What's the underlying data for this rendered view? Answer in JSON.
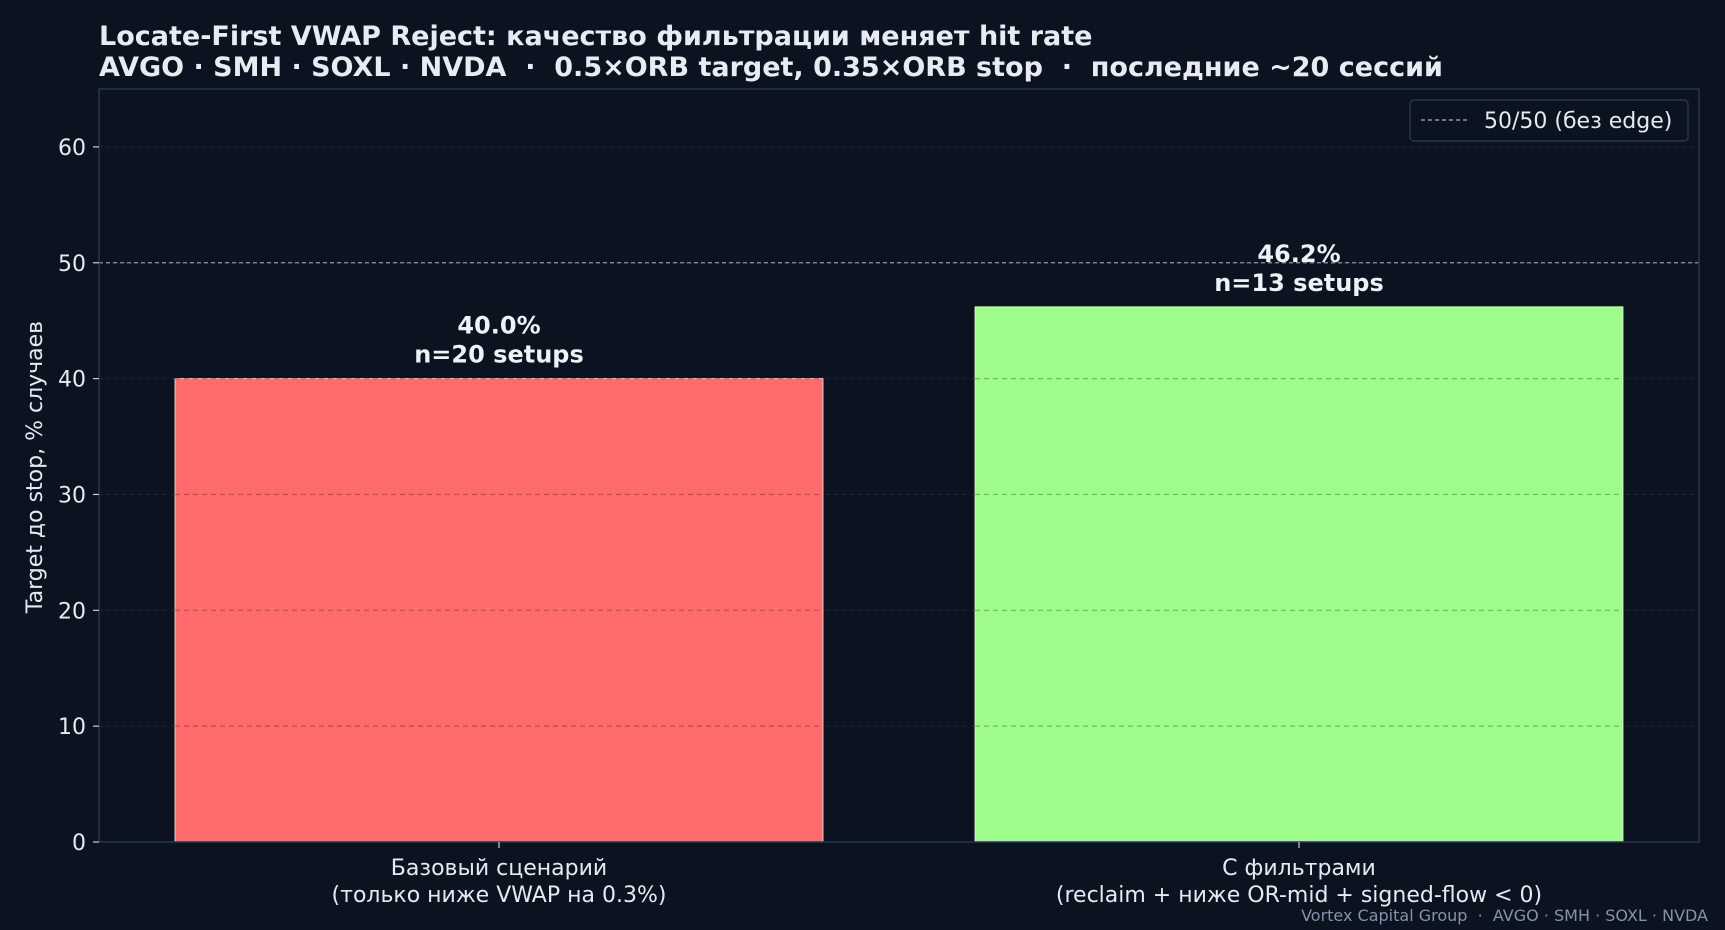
{
  "chart_data": {
    "type": "bar",
    "title": "Locate-First VWAP Reject: качество фильтрации меняет hit rate",
    "subtitle": "AVGO · SMH · SOXL · NVDA  ·  0.5×ORB target, 0.35×ORB stop  ·  последние ~20 сессий",
    "ylabel": "Target до stop, % случаев",
    "xlabel": "",
    "ylim": [
      0,
      65
    ],
    "yticks": [
      0,
      10,
      20,
      30,
      40,
      50,
      60
    ],
    "grid": true,
    "legend_position": "top-right",
    "categories": [
      {
        "line1": "Базовый сценарий",
        "line2": "(только ниже VWAP на 0.3%)"
      },
      {
        "line1": "С фильтрами",
        "line2": "(reclaim + ниже OR-mid + signed-flow < 0)"
      }
    ],
    "values": [
      40.0,
      46.2
    ],
    "data_labels": [
      {
        "pct": "40.0%",
        "n": "n=20 setups"
      },
      {
        "pct": "46.2%",
        "n": "n=13 setups"
      }
    ],
    "bar_colors": [
      "#ff6b6b",
      "#9efc8a"
    ],
    "reference_line": {
      "value": 50,
      "label": "50/50 (без edge)",
      "color": "#8a96a8"
    }
  },
  "footer": "Vortex Capital Group  ·  AVGO · SMH · SOXL · NVDA",
  "colors": {
    "background": "#0c1320",
    "axis": "#27344a",
    "text": "#e6eaf0",
    "footer": "#8592a8"
  }
}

********************

Exercise: Copy the listing in full and without alteration, omitting every picture.

Full output:
What's the underlying data for this rendered view? Answer in JSON.
{
  "chart_data": {
    "type": "bar",
    "title": "Locate-First VWAP Reject: качество фильтрации меняет hit rate",
    "subtitle": "AVGO · SMH · SOXL · NVDA  ·  0.5×ORB target, 0.35×ORB stop  ·  последние ~20 сессий",
    "ylabel": "Target до stop, % случаев",
    "xlabel": "",
    "ylim": [
      0,
      65
    ],
    "yticks": [
      0,
      10,
      20,
      30,
      40,
      50,
      60
    ],
    "grid": true,
    "legend_position": "top-right",
    "categories": [
      {
        "line1": "Базовый сценарий",
        "line2": "(только ниже VWAP на 0.3%)"
      },
      {
        "line1": "С фильтрами",
        "line2": "(reclaim + ниже OR-mid + signed-flow < 0)"
      }
    ],
    "values": [
      40.0,
      46.2
    ],
    "data_labels": [
      {
        "pct": "40.0%",
        "n": "n=20 setups"
      },
      {
        "pct": "46.2%",
        "n": "n=13 setups"
      }
    ],
    "bar_colors": [
      "#ff6b6b",
      "#9efc8a"
    ],
    "reference_line": {
      "value": 50,
      "label": "50/50 (без edge)",
      "color": "#8a96a8"
    }
  },
  "footer": "Vortex Capital Group  ·  AVGO · SMH · SOXL · NVDA",
  "colors": {
    "background": "#0c1320",
    "axis": "#27344a",
    "text": "#e6eaf0",
    "footer": "#8592a8"
  }
}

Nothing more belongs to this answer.